Reproduce the items from the first line through the line containing "right-y-tick-label: 0 bbox=[756, 390, 765, 407]", including both of those lines, without changing anything.

___ Task material

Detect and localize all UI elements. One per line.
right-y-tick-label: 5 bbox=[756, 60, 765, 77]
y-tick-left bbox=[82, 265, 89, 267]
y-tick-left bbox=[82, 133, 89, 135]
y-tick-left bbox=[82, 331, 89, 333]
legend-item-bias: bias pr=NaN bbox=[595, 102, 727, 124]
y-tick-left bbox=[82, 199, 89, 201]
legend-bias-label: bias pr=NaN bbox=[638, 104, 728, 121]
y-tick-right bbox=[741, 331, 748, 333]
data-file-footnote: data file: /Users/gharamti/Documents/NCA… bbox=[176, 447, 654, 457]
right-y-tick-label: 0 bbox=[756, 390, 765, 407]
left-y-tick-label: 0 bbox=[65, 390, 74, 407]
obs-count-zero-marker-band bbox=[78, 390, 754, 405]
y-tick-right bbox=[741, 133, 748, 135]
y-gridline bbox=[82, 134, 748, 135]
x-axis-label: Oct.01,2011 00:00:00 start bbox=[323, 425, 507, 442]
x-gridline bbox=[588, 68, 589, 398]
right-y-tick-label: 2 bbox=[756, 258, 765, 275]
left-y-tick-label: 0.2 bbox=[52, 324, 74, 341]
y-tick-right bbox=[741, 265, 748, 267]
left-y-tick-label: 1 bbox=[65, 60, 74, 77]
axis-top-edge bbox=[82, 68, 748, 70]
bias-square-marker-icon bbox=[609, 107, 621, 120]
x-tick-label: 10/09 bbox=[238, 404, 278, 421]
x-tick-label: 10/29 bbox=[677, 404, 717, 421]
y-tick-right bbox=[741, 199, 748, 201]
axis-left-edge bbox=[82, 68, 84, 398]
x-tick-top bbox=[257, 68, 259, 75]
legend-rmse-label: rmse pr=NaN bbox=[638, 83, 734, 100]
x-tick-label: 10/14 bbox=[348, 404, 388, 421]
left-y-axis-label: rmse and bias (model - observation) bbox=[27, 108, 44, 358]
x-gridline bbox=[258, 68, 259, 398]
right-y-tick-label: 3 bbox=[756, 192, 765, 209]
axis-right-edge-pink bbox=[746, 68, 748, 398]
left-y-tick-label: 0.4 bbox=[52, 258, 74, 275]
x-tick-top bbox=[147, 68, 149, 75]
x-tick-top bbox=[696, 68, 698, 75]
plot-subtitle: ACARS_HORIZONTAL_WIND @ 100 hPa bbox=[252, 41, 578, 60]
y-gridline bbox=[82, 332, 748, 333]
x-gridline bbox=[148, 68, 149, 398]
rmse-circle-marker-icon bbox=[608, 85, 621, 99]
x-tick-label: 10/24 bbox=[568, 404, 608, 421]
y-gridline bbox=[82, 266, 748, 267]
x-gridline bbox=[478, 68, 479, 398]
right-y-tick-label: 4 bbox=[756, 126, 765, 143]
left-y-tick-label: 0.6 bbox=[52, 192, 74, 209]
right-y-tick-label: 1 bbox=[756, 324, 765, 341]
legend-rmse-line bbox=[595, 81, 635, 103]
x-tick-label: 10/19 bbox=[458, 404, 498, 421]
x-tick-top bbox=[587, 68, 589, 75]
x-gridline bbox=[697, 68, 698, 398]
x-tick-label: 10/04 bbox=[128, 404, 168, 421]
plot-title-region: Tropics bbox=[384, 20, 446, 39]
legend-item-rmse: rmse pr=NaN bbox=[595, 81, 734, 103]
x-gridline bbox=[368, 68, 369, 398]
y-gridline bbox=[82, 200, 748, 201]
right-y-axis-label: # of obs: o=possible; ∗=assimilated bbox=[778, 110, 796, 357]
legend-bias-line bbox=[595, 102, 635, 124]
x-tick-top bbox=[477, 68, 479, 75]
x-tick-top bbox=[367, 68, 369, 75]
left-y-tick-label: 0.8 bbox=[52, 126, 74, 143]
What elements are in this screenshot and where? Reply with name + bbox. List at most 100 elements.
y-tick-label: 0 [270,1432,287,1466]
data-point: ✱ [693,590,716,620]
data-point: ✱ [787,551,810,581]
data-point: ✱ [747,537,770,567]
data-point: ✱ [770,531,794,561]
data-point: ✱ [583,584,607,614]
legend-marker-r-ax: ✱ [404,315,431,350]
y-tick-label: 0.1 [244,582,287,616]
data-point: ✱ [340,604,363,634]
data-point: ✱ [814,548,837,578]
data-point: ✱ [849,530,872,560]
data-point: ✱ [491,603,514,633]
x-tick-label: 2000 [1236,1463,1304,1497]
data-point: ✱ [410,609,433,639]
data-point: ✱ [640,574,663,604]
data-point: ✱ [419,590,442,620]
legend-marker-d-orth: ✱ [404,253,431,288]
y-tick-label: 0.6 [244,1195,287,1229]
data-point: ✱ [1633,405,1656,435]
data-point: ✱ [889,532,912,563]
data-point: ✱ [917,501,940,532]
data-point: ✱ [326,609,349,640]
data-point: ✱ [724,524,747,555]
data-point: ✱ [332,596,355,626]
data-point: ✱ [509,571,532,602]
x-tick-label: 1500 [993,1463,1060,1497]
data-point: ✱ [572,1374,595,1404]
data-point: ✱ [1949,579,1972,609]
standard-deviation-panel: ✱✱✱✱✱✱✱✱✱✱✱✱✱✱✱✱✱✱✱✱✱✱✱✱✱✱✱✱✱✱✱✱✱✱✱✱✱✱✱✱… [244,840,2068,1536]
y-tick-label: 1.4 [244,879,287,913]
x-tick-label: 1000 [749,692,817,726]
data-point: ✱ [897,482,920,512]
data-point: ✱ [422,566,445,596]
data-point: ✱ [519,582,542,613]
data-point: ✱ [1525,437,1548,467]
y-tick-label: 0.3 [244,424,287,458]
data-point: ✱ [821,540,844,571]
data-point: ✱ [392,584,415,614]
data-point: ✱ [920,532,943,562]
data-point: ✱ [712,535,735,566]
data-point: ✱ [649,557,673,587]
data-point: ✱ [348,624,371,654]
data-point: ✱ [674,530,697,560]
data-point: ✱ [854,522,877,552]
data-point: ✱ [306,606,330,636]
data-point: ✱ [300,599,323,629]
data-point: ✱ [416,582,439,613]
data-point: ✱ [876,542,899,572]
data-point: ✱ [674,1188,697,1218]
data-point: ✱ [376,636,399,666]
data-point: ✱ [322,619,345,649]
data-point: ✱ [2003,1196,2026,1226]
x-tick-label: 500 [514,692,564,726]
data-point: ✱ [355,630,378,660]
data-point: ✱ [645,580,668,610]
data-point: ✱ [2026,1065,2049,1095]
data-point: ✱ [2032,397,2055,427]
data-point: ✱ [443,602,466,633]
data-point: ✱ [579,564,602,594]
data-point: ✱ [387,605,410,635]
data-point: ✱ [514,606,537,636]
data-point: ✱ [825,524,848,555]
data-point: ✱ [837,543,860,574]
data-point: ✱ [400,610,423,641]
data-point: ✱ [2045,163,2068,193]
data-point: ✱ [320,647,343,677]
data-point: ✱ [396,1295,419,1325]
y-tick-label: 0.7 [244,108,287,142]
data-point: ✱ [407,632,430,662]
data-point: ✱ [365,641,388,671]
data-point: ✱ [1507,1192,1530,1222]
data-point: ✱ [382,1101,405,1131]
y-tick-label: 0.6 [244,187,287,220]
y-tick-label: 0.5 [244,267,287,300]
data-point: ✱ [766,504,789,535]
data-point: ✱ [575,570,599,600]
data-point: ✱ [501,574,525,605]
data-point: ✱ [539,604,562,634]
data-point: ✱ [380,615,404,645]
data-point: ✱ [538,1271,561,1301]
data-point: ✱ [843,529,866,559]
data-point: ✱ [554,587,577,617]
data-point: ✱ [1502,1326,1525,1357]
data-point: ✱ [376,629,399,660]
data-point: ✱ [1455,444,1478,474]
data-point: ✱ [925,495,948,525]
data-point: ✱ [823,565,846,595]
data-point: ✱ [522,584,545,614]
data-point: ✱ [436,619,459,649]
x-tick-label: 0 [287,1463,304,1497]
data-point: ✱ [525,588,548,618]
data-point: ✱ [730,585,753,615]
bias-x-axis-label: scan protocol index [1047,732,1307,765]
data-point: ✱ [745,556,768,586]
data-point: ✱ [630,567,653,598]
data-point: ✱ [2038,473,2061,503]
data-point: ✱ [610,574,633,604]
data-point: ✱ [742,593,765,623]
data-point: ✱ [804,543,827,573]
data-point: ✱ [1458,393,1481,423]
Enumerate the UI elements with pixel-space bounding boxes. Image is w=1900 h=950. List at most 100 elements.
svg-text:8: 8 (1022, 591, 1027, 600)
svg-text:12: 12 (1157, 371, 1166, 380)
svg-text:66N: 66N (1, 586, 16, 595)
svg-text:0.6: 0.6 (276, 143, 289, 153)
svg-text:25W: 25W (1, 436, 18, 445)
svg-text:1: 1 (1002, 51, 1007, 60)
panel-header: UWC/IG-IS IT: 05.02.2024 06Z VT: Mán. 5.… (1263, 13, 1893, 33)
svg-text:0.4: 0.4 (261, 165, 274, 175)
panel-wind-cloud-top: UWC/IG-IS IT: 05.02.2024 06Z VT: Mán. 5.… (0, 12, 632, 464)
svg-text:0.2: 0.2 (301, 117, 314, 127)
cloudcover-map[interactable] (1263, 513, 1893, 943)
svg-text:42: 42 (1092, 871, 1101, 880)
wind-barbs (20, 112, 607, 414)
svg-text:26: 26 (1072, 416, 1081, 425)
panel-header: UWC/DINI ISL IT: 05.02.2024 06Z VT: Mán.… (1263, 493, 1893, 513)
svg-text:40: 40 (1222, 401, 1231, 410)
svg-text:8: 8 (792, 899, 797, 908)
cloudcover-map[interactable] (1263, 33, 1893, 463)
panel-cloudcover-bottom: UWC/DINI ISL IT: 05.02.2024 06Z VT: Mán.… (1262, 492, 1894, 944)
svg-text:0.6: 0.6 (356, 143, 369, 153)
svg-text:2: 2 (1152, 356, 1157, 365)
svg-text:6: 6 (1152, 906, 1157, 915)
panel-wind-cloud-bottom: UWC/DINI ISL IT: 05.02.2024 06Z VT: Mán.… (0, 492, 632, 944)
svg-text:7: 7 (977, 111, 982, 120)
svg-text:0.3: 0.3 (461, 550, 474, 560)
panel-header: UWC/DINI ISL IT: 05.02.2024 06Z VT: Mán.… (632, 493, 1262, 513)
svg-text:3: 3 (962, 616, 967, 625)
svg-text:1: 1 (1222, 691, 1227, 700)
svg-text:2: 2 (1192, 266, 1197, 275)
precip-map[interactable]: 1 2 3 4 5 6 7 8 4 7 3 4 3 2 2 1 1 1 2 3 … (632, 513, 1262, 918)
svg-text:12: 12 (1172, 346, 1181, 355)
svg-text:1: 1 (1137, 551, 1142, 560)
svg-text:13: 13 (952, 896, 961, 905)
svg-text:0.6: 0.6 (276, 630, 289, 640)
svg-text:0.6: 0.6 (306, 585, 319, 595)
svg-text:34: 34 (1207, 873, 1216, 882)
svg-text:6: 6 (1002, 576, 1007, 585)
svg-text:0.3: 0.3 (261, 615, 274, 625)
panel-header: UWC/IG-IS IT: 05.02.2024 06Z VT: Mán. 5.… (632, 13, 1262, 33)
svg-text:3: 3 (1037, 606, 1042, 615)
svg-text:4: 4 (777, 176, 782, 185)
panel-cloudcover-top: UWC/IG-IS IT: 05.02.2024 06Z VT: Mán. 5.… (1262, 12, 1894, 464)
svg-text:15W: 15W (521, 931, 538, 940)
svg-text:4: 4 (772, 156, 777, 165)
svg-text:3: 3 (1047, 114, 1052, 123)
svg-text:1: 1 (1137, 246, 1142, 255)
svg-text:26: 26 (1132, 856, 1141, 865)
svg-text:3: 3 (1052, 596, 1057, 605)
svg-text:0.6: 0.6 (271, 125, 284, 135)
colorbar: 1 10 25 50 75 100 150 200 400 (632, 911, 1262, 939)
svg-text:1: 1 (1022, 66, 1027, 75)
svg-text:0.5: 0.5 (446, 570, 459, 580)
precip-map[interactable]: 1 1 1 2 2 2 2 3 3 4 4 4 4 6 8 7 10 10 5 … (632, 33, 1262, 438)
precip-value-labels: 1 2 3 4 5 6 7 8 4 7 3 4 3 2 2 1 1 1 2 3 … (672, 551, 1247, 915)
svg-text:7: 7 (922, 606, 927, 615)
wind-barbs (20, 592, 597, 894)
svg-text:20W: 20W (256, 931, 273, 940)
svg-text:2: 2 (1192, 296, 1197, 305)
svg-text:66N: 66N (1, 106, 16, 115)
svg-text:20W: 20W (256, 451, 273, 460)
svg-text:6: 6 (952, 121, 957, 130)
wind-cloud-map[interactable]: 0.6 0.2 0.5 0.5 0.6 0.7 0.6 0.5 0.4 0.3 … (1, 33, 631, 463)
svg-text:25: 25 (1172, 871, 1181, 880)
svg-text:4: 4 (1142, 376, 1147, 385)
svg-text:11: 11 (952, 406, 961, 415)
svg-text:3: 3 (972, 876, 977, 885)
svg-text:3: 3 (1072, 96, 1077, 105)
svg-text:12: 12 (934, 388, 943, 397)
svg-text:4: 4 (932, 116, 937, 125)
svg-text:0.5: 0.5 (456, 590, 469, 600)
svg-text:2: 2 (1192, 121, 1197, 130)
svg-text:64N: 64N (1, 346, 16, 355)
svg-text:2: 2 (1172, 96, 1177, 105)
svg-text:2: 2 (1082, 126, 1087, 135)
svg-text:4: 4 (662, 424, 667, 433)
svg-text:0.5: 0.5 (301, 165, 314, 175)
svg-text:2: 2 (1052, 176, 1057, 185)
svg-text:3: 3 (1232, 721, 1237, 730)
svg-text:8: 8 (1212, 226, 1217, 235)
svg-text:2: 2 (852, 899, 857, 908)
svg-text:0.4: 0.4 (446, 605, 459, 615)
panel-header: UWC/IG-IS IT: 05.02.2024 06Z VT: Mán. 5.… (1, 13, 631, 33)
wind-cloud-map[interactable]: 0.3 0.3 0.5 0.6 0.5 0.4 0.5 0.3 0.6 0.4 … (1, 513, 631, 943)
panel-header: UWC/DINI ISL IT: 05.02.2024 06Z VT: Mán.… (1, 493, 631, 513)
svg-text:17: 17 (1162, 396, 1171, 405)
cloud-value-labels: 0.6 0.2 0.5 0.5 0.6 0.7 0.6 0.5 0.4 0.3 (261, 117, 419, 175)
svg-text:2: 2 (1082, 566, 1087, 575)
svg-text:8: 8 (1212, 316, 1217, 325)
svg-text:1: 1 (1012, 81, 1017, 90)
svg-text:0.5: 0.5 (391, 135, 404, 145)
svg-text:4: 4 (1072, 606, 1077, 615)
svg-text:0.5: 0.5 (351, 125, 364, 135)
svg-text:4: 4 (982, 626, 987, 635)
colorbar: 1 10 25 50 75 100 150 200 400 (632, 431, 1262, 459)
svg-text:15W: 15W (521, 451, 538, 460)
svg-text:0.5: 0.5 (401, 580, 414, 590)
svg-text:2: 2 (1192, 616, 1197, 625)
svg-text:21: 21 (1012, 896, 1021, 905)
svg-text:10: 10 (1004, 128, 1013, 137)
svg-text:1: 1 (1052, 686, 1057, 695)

______

**The response**:
Detect and localize all UI elements. One per line.
right-y-tick-label: 5 bbox=[756, 60, 765, 77]
y-tick-left bbox=[82, 265, 89, 267]
y-tick-left bbox=[82, 133, 89, 135]
y-tick-left bbox=[82, 331, 89, 333]
legend-item-bias: bias pr=NaN bbox=[595, 102, 727, 124]
y-tick-left bbox=[82, 199, 89, 201]
legend-bias-label: bias pr=NaN bbox=[638, 104, 728, 121]
y-tick-right bbox=[741, 331, 748, 333]
data-file-footnote: data file: /Users/gharamti/Documents/NCA… bbox=[176, 447, 654, 457]
right-y-tick-label: 0 bbox=[756, 390, 765, 407]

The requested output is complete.